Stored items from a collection
● ● ● ●
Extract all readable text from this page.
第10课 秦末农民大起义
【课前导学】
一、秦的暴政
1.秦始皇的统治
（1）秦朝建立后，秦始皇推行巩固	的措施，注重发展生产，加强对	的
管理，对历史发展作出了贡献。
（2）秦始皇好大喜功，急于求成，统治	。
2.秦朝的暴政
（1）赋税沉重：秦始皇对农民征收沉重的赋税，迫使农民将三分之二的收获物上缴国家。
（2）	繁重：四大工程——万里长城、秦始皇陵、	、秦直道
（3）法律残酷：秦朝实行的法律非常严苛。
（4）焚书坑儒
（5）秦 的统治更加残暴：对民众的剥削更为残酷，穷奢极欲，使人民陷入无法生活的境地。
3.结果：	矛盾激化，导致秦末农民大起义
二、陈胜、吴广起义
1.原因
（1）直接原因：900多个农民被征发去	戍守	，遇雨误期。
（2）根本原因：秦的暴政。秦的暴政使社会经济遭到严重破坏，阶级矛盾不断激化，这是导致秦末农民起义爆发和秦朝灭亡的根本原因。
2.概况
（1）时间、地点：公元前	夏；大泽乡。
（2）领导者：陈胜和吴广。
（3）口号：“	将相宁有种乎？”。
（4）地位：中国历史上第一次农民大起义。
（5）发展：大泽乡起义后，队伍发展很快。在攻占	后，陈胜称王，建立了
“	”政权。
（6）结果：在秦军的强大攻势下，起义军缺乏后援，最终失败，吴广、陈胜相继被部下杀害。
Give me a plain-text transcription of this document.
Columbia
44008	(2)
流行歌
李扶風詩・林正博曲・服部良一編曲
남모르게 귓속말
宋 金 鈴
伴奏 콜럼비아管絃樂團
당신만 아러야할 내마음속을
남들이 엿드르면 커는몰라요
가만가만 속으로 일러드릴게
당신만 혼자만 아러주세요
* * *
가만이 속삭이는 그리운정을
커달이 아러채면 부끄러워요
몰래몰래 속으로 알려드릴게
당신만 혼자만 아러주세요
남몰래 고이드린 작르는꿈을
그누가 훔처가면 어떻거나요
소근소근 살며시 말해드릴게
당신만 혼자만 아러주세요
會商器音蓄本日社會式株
● ● ● ●
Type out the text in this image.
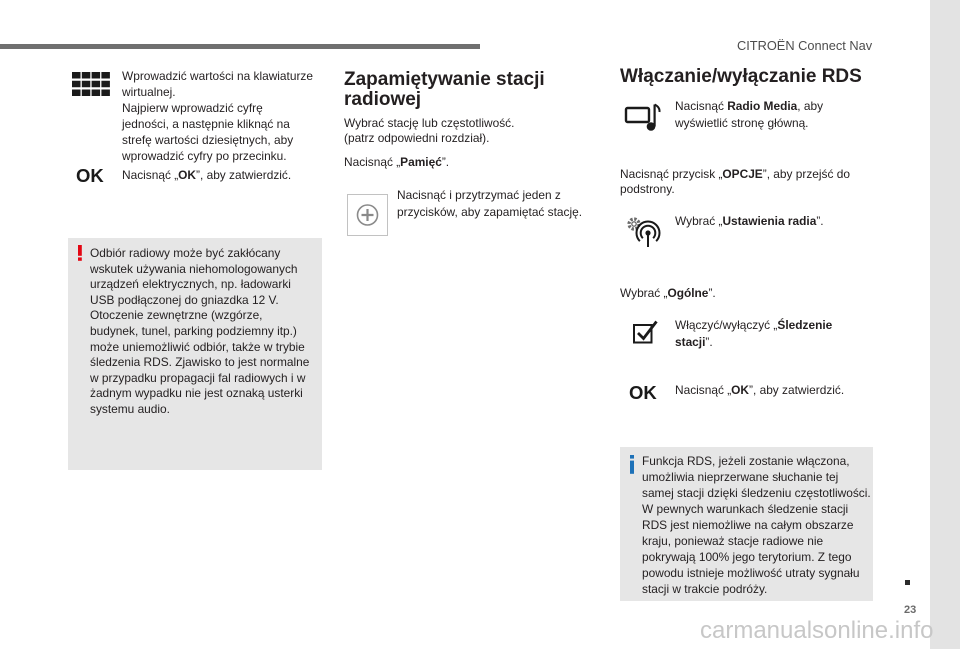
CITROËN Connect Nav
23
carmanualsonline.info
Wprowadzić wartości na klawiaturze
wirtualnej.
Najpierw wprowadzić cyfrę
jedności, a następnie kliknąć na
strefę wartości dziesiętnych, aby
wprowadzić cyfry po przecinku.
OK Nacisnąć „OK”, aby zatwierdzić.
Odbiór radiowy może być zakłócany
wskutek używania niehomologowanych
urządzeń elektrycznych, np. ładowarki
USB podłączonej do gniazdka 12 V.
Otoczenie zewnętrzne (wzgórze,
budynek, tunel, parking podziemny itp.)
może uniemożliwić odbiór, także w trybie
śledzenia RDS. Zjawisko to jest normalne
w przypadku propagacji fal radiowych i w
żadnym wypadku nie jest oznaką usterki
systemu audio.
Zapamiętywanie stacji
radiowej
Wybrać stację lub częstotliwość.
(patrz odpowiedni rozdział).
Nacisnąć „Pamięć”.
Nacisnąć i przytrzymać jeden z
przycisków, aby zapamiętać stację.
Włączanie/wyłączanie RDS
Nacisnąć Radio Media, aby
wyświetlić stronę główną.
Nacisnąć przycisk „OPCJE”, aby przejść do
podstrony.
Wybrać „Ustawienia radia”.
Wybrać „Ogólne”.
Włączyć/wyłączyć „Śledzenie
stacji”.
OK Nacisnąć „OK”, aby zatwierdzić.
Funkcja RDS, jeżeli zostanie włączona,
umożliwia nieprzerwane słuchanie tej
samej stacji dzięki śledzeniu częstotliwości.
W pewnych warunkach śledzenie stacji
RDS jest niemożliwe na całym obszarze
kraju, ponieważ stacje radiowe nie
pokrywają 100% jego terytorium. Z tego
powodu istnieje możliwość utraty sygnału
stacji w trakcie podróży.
● ● ● ●
**What you need to do:** Identify and copy the lines holding the word "stację".

**Response:**
Wybrać stację lub częstotliwość.
przycisków, aby zapamiętać stację.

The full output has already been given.